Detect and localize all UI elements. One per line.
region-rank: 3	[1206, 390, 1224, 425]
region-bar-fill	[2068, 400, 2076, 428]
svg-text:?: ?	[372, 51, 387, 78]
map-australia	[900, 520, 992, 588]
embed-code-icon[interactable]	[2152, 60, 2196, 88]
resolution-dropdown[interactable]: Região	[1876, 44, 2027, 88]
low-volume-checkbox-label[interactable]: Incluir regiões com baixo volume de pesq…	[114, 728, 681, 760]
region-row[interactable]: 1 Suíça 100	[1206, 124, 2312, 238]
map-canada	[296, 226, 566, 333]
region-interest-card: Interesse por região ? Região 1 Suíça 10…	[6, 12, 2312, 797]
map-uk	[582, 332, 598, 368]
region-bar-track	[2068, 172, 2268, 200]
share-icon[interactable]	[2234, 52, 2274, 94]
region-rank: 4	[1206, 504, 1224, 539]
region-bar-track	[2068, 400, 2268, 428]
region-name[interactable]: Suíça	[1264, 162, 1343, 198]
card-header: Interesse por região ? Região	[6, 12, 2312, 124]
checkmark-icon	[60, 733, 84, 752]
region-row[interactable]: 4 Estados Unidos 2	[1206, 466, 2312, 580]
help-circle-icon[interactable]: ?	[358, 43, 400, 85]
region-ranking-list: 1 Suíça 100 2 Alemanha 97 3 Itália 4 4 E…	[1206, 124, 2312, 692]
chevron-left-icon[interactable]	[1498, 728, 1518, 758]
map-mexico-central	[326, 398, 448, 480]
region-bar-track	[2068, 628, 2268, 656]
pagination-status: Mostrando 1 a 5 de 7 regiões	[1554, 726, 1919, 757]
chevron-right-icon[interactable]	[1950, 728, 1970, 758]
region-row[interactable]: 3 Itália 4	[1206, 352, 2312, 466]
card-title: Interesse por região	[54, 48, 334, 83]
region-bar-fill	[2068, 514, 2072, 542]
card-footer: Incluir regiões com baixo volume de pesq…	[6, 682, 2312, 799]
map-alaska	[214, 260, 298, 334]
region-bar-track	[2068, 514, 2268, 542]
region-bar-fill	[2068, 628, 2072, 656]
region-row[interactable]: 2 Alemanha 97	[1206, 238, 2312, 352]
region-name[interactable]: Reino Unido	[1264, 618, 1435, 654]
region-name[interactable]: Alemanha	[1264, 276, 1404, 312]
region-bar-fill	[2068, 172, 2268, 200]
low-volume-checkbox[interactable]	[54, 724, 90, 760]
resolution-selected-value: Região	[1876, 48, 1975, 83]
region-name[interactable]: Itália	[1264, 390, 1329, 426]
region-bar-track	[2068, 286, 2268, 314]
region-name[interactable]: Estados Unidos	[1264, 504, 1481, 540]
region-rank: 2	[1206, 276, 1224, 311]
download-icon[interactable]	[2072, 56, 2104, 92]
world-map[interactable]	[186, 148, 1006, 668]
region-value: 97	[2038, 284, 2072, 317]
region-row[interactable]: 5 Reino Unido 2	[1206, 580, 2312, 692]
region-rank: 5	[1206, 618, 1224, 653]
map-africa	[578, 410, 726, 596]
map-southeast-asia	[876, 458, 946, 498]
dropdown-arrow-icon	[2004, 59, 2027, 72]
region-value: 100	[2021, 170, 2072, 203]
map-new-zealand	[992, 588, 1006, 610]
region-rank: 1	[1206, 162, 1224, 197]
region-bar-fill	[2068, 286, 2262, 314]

• • • • •

● WHAT IS NEEDED
Rewrite the data from its first line through the line containing "514, 2072, 542]" as a numbered list, leaving out any blank lines.

● RESPONSE
1. Detect and localize all UI elements. One per line.
2. region-rank: 3	[1206, 390, 1224, 425]
3. region-bar-fill	[2068, 400, 2076, 428]
4. svg-text:?: ?	[372, 51, 387, 78]
5. map-australia	[900, 520, 992, 588]
6. embed-code-icon[interactable]	[2152, 60, 2196, 88]
7. resolution-dropdown[interactable]: Região	[1876, 44, 2027, 88]
8. low-volume-checkbox-label[interactable]: Incluir regiões com baixo volume de pesq…	[114, 728, 681, 760]
9. region-row[interactable]: 1 Suíça 100	[1206, 124, 2312, 238]
10. map-canada	[296, 226, 566, 333]
11. region-interest-card: Interesse por região ? Região 1 Suíça 10…	[6, 12, 2312, 797]
12. map-uk	[582, 332, 598, 368]
13. region-bar-track	[2068, 172, 2268, 200]
14. share-icon[interactable]	[2234, 52, 2274, 94]
15. region-rank: 4	[1206, 504, 1224, 539]
16. region-bar-track	[2068, 400, 2268, 428]
17. region-name[interactable]: Suíça	[1264, 162, 1343, 198]
18. card-header: Interesse por região ? Região	[6, 12, 2312, 124]
19. checkmark-icon	[60, 733, 84, 752]
20. region-row[interactable]: 4 Estados Unidos 2	[1206, 466, 2312, 580]
21. help-circle-icon[interactable]: ?	[358, 43, 400, 85]
22. region-ranking-list: 1 Suíça 100 2 Alemanha 97 3 Itália 4 4 E…	[1206, 124, 2312, 692]
23. chevron-left-icon[interactable]	[1498, 728, 1518, 758]
24. map-mexico-central	[326, 398, 448, 480]
25. region-bar-track	[2068, 628, 2268, 656]
26. pagination-status: Mostrando 1 a 5 de 7 regiões	[1554, 726, 1919, 757]
27. chevron-right-icon[interactable]	[1950, 728, 1970, 758]
28. region-row[interactable]: 3 Itália 4	[1206, 352, 2312, 466]
29. card-title: Interesse por região	[54, 48, 334, 83]
30. region-bar-fill	[2068, 514, 2072, 542]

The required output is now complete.